(TO DO) Identify every line in the records below that contains the word "Москва", and copy each of those lines.

(Data items)
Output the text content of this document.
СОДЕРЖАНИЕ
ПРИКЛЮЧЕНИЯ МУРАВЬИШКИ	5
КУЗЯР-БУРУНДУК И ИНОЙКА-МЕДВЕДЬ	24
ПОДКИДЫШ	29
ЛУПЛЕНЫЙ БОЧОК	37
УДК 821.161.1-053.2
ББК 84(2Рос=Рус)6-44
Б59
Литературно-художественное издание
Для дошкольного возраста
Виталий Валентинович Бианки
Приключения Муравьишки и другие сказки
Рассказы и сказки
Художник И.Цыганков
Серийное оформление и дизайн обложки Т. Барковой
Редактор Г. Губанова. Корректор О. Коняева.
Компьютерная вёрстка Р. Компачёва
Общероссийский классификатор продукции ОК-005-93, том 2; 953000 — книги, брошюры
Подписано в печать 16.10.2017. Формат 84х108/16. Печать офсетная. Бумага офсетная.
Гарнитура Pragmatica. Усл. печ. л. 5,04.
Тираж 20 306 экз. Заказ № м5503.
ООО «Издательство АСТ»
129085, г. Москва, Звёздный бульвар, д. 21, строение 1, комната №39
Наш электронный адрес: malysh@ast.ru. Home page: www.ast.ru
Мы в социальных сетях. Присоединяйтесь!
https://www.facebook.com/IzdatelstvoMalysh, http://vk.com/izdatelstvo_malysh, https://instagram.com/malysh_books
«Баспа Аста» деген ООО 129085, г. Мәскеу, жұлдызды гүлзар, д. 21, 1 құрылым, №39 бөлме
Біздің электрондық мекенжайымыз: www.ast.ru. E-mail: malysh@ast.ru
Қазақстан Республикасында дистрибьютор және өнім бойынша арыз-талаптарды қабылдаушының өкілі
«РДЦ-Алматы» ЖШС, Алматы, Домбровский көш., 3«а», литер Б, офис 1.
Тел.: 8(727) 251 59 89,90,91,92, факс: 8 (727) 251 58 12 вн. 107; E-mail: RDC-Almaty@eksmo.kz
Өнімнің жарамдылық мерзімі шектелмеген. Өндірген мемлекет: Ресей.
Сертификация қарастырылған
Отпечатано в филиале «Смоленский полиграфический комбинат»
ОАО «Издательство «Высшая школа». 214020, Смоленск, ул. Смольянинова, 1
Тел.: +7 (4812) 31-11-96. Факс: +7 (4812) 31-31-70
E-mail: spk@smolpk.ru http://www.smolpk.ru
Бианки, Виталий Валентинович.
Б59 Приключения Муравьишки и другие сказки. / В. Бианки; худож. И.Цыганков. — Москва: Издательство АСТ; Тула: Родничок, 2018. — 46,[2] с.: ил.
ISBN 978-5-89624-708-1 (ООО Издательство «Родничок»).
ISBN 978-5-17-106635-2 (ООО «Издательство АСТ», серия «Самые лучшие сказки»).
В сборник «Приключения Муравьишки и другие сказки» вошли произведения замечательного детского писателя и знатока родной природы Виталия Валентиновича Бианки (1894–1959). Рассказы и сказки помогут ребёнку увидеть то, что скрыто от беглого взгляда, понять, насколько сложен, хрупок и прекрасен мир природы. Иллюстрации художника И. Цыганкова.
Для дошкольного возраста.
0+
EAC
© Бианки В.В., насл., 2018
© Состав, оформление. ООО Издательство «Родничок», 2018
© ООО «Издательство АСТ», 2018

(RESPONSE TO THIS TASK)
129085, г. Москва, Звёздный бульвар, д. 21, строение 1, комната №39
Б59 Приключения Муравьишки и другие сказки. / В. Бианки; худож. И.Цыганков. — Москва: Издательство АСТ; Тула: Родничок, 2018. — 46,[2] с.: ил.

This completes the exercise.